* _Task_
Go through the entries below and count the lines holding the word "Vida". Reply with only the number, please.
──────── Record list ────────
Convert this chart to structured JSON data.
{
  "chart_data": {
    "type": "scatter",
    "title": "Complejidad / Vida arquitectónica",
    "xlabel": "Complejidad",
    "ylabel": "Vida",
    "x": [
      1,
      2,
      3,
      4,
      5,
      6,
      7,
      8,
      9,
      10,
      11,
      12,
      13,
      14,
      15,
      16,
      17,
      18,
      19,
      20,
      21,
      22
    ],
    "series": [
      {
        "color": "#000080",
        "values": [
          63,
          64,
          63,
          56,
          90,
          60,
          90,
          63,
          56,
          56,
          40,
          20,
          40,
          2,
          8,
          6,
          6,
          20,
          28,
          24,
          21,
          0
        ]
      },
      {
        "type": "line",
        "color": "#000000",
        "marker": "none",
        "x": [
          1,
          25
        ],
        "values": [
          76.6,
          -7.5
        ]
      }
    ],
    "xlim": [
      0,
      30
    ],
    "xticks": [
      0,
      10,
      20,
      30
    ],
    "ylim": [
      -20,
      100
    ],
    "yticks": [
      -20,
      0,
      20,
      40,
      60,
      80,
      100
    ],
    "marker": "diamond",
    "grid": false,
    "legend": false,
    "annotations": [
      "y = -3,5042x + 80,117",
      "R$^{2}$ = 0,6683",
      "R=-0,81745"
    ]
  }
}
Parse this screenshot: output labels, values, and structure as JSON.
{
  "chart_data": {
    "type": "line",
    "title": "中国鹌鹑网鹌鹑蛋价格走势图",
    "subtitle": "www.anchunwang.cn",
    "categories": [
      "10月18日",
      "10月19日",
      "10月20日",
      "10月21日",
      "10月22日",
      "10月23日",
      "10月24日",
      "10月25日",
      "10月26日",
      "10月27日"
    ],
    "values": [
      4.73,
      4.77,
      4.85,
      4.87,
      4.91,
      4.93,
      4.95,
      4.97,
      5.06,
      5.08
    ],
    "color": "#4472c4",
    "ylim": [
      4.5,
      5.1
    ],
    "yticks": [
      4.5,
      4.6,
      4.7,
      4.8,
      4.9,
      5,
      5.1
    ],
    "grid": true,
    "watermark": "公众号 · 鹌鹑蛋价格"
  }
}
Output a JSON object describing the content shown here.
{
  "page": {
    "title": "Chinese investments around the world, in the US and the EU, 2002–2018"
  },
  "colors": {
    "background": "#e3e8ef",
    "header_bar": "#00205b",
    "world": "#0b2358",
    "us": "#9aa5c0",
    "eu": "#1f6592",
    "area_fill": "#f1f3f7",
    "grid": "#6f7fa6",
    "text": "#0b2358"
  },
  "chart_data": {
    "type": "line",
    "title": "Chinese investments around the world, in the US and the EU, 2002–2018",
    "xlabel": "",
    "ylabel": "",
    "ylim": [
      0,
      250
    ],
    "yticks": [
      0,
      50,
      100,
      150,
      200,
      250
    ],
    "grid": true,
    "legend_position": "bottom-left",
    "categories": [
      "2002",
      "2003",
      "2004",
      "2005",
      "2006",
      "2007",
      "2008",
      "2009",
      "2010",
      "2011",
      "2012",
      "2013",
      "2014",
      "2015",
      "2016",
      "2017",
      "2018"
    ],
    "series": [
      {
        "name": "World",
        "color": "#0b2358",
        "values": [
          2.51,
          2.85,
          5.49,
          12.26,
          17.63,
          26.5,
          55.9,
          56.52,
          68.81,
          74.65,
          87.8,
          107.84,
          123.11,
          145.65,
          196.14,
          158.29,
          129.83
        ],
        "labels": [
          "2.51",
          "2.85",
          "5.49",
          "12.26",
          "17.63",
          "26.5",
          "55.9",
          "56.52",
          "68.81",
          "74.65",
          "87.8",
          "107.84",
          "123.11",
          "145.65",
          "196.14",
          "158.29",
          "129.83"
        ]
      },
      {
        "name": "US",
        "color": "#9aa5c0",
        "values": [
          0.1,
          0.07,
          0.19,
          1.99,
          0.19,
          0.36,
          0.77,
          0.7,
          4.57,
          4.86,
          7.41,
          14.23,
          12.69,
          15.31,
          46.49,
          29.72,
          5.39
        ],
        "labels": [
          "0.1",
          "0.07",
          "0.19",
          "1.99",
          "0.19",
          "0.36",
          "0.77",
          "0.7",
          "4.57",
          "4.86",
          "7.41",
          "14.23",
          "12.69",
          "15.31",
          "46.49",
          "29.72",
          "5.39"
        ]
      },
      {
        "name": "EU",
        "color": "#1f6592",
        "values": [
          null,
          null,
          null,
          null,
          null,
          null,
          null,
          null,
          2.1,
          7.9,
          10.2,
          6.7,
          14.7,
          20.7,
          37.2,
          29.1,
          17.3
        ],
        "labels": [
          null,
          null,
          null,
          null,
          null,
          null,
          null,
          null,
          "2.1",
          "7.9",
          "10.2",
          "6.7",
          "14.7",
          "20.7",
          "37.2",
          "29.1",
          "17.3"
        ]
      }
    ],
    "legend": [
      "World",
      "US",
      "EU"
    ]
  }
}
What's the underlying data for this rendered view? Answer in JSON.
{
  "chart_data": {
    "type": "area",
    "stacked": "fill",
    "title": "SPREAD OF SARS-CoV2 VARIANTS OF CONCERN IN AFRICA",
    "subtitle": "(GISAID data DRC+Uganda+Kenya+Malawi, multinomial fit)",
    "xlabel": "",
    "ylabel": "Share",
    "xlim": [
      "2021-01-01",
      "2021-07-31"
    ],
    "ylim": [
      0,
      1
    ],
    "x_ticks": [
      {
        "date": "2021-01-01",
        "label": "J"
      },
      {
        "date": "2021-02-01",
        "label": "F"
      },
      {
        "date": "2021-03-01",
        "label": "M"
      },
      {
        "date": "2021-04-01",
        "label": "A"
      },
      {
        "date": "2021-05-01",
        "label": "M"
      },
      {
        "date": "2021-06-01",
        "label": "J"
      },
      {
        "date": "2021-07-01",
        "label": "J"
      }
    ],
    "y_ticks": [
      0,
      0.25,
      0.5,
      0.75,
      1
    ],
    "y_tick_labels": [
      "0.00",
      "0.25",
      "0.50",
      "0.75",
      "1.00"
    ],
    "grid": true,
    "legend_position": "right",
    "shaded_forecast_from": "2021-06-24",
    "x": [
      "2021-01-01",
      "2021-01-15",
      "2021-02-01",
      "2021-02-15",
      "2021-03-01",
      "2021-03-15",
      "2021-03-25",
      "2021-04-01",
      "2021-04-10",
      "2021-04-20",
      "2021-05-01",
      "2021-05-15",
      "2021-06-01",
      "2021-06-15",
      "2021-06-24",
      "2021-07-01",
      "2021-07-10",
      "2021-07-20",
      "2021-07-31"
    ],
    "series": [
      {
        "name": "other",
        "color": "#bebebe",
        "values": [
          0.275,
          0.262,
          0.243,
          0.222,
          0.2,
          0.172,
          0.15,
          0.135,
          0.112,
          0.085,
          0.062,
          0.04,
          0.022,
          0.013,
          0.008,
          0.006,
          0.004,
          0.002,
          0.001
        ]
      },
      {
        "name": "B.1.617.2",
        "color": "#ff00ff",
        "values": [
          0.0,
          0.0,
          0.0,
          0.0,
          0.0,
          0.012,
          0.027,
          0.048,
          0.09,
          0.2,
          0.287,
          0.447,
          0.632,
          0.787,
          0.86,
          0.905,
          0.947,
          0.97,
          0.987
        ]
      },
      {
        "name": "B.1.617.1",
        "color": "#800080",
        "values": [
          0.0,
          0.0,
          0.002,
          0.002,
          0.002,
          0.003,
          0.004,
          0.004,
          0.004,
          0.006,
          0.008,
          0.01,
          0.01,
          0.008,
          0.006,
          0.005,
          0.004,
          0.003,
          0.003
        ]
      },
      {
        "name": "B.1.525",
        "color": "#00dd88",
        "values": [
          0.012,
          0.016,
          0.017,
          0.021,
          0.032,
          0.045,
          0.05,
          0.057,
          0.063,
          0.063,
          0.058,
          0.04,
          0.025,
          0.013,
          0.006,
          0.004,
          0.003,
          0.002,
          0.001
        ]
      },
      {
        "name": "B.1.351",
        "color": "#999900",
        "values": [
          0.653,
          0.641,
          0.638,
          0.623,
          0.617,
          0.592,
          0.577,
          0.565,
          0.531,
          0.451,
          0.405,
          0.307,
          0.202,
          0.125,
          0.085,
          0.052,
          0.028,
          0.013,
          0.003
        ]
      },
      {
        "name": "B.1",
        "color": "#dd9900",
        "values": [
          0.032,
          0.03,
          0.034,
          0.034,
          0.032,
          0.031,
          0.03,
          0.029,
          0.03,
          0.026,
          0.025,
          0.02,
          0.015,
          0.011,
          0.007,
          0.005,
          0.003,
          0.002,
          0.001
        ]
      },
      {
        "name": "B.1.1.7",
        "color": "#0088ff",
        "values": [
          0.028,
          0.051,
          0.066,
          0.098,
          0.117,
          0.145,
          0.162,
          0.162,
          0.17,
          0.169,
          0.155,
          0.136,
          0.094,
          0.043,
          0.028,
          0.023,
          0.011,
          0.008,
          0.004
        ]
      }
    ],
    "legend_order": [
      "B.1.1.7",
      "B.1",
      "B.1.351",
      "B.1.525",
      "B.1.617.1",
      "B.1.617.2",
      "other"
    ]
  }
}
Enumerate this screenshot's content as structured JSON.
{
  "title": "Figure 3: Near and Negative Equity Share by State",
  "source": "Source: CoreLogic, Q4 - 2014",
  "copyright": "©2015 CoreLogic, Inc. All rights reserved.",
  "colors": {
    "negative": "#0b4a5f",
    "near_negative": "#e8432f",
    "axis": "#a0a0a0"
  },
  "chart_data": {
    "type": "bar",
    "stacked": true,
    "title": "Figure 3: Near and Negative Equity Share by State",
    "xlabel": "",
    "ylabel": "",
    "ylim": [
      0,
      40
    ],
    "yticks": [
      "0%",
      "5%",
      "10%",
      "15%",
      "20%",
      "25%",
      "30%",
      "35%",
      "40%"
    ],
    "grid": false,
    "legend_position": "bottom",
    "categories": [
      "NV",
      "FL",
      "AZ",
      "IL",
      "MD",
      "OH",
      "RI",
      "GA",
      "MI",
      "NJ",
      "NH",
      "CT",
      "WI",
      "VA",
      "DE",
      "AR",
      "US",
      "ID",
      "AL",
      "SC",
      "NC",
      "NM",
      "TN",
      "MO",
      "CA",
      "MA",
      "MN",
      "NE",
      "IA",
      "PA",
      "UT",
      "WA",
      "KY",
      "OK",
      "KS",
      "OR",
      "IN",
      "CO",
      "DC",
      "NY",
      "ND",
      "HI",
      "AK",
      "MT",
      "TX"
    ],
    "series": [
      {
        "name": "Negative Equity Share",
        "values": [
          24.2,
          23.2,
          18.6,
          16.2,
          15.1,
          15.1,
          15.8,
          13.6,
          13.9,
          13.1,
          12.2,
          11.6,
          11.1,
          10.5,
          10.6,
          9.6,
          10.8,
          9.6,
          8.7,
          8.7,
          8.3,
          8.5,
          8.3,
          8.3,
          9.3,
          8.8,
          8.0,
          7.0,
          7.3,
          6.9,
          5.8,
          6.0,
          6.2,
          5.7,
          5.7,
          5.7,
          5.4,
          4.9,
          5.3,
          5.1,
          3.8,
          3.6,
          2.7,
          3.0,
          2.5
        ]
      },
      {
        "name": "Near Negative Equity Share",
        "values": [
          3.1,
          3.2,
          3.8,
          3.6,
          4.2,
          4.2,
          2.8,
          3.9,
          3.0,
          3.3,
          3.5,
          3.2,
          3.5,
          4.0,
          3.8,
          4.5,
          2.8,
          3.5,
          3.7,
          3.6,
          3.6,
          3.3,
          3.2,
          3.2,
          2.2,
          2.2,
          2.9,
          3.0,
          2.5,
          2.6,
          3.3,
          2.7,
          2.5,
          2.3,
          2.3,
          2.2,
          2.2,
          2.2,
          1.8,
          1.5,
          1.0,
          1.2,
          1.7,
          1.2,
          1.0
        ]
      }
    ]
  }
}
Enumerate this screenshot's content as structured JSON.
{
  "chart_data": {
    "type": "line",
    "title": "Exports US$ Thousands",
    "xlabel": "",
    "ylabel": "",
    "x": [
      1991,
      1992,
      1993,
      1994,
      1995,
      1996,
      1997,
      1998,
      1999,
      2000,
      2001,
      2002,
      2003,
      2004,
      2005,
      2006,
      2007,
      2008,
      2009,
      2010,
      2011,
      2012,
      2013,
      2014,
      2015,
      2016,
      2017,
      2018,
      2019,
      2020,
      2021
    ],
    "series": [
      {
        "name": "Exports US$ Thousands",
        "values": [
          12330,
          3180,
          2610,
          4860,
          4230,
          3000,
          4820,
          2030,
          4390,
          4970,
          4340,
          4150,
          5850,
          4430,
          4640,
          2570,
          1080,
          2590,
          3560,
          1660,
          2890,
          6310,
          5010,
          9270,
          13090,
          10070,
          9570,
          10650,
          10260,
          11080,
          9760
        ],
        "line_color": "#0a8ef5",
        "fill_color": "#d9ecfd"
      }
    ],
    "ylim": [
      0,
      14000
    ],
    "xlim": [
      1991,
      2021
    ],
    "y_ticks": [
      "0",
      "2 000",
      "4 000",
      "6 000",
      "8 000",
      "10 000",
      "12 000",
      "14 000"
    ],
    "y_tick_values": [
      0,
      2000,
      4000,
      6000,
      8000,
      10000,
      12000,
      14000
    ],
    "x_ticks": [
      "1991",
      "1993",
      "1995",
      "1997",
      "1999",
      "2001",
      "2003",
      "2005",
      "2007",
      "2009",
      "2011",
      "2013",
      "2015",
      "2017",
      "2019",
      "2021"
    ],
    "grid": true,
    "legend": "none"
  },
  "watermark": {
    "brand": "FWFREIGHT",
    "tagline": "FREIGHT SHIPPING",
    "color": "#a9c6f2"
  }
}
────────
* _Task solution_
2